What you have to do
Sort through the data and copy the lines holding the word "الأسنان".

Extracted entries
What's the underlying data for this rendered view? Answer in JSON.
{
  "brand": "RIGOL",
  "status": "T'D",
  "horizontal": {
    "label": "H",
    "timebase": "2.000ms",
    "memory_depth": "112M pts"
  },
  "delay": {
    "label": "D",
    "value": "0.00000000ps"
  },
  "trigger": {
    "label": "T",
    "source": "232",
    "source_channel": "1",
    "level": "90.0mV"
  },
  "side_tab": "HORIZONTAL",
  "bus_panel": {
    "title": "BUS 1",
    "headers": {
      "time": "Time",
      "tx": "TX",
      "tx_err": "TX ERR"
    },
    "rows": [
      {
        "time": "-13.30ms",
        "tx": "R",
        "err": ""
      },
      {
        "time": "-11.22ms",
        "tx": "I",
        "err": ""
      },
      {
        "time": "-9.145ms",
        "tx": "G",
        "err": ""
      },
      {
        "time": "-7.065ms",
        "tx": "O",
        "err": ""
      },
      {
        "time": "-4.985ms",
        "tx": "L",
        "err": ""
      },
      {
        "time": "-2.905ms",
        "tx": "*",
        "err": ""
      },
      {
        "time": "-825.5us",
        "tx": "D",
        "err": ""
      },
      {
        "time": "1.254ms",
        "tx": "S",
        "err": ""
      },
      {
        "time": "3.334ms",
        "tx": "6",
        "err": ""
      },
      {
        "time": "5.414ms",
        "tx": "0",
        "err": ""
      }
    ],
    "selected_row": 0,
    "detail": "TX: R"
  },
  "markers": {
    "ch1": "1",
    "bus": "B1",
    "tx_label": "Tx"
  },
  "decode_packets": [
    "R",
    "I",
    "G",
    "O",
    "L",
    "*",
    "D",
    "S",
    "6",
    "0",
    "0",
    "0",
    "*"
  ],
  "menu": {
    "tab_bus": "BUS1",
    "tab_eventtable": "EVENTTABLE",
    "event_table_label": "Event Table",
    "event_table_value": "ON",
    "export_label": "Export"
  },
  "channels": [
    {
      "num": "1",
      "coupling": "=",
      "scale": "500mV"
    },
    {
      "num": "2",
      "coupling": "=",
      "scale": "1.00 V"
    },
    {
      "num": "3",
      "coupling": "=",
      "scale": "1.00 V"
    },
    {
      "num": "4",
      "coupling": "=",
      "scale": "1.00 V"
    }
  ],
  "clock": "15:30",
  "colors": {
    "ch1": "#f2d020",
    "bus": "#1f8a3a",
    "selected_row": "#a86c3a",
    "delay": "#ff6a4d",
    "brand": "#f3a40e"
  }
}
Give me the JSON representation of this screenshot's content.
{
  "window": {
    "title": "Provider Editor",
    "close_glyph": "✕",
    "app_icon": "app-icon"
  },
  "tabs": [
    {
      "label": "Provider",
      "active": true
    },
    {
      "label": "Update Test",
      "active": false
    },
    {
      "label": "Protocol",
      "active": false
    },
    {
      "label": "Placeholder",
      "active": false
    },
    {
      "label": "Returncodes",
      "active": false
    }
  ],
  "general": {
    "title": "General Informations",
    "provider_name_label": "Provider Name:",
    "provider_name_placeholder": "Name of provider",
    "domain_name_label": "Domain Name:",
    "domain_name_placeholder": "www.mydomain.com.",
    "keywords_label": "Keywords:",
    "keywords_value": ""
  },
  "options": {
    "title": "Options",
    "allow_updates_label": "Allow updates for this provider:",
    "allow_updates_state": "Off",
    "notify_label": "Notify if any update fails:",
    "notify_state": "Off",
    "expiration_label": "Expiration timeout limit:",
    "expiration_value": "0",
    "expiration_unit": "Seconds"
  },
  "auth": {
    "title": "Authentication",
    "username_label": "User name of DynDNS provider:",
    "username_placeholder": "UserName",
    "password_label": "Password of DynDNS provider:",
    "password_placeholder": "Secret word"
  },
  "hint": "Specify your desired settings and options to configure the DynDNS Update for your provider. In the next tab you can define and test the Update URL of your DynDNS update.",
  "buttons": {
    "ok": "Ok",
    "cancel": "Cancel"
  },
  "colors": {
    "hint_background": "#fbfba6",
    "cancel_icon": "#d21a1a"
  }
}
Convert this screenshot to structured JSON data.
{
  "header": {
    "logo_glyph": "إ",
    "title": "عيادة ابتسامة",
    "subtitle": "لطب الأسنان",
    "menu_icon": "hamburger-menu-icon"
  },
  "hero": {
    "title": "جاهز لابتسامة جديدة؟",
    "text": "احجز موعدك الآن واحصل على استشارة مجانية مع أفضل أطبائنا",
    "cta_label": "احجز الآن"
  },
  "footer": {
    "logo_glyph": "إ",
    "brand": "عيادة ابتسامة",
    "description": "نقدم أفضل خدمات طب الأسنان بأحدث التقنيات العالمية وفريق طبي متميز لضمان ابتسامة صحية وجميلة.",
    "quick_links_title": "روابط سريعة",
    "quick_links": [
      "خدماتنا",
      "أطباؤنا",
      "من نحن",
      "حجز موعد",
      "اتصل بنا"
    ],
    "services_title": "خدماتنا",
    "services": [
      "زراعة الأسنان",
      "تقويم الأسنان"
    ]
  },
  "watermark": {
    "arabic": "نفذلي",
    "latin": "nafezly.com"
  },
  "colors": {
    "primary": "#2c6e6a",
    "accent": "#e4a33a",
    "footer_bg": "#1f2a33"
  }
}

--

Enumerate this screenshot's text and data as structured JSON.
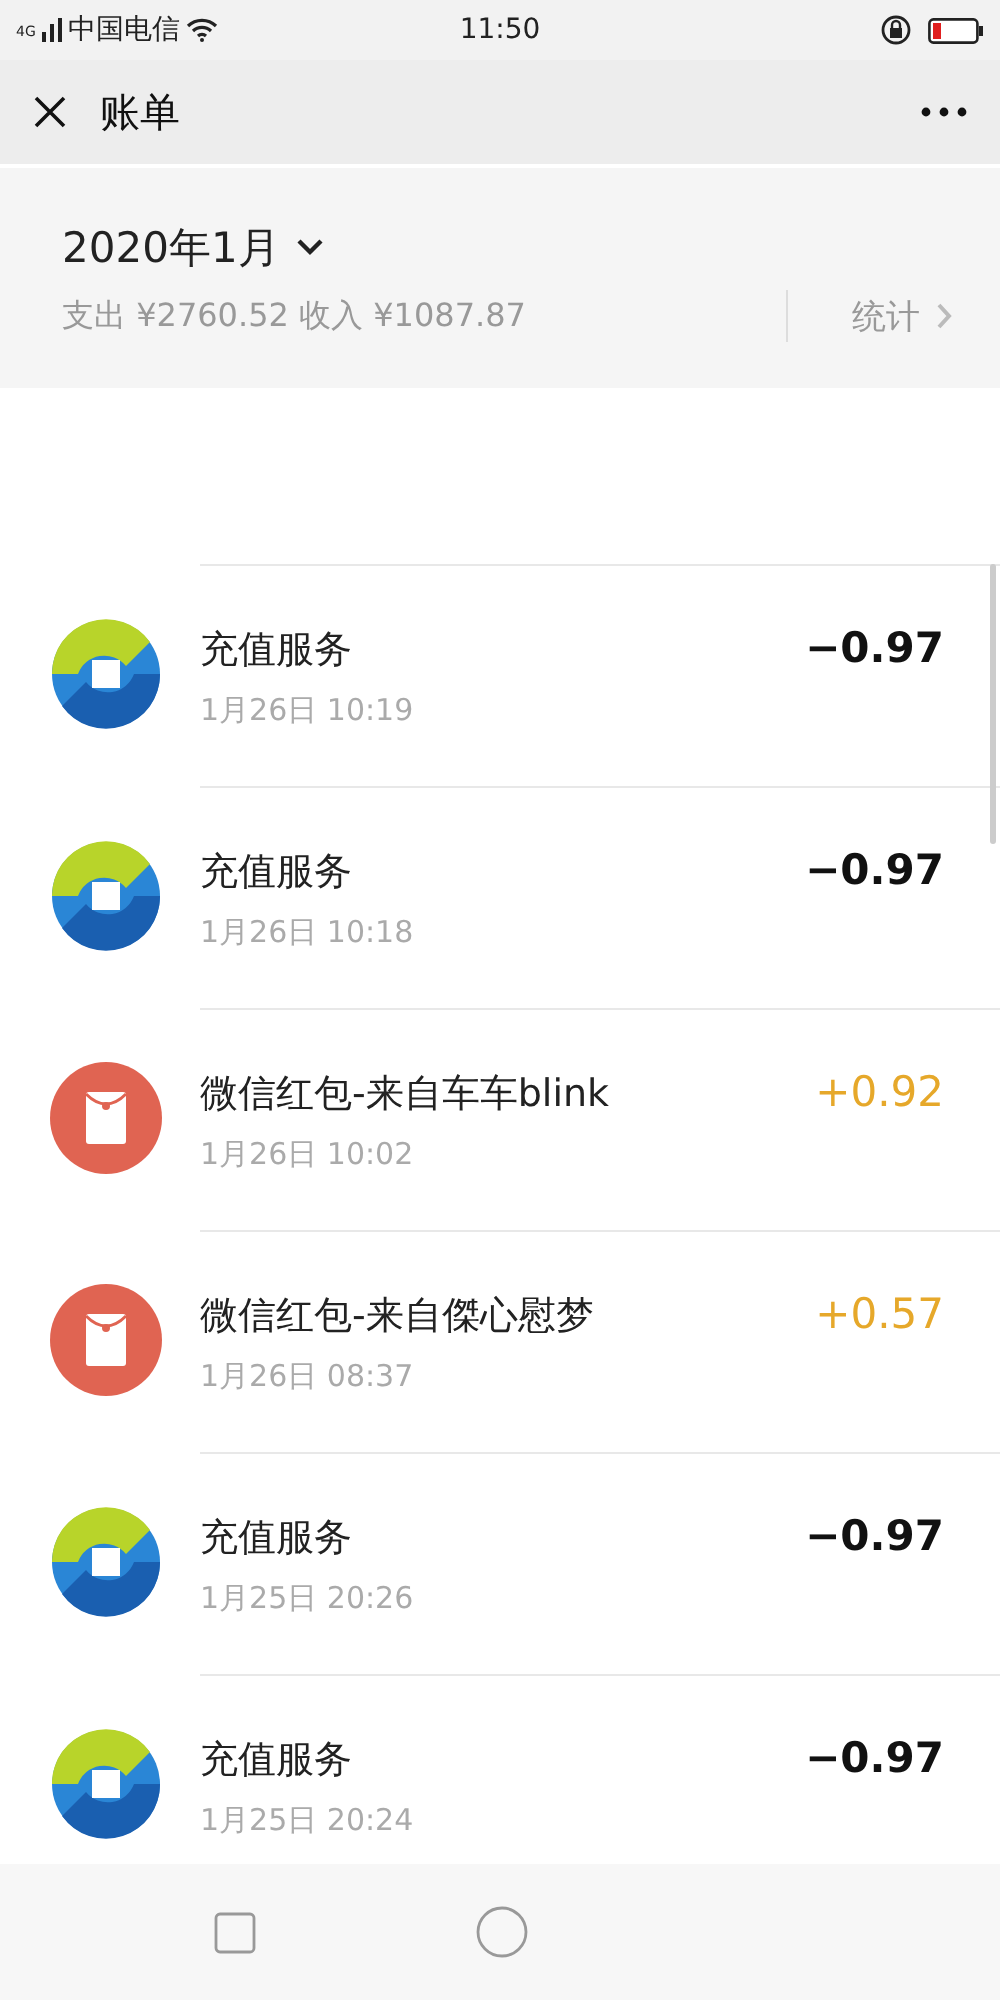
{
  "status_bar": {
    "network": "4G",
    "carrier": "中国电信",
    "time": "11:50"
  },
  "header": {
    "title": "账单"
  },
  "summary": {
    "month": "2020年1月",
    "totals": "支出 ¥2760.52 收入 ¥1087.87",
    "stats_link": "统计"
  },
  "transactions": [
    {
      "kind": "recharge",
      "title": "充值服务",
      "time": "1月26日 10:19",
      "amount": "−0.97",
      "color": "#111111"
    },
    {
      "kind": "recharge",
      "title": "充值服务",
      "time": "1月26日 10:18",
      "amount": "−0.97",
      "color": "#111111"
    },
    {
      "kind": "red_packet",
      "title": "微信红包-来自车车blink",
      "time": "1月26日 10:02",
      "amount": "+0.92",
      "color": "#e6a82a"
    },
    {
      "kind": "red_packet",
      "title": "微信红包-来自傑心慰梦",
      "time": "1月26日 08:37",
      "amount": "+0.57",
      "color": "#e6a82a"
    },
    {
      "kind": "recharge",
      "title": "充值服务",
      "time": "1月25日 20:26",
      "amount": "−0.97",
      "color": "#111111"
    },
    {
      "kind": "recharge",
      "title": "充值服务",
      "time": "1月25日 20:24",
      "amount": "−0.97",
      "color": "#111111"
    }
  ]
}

* * *

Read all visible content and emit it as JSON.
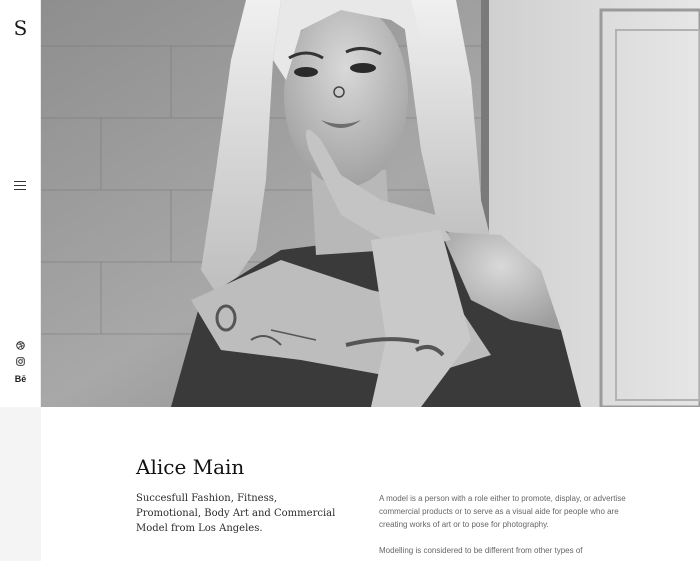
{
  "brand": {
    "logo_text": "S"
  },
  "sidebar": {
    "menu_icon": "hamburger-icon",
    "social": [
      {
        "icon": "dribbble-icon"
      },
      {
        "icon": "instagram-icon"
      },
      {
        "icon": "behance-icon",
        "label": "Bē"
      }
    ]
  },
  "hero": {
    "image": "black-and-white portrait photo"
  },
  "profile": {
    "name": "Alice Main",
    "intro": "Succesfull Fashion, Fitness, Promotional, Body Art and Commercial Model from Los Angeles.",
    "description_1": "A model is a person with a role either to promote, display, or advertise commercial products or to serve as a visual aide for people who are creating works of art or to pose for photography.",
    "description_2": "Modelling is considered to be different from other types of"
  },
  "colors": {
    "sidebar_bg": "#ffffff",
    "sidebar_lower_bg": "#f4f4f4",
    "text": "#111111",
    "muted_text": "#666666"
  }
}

Task answer
    "subtitle": "لطب الأسنان",
    "description": "نقدم أفضل خدمات طب الأسنان بأحدث التقنيات العالمية وفريق طبي متميز لضمان ابتسامة صحية وجميلة.",
      "زراعة الأسنان",
      "تقويم الأسنان"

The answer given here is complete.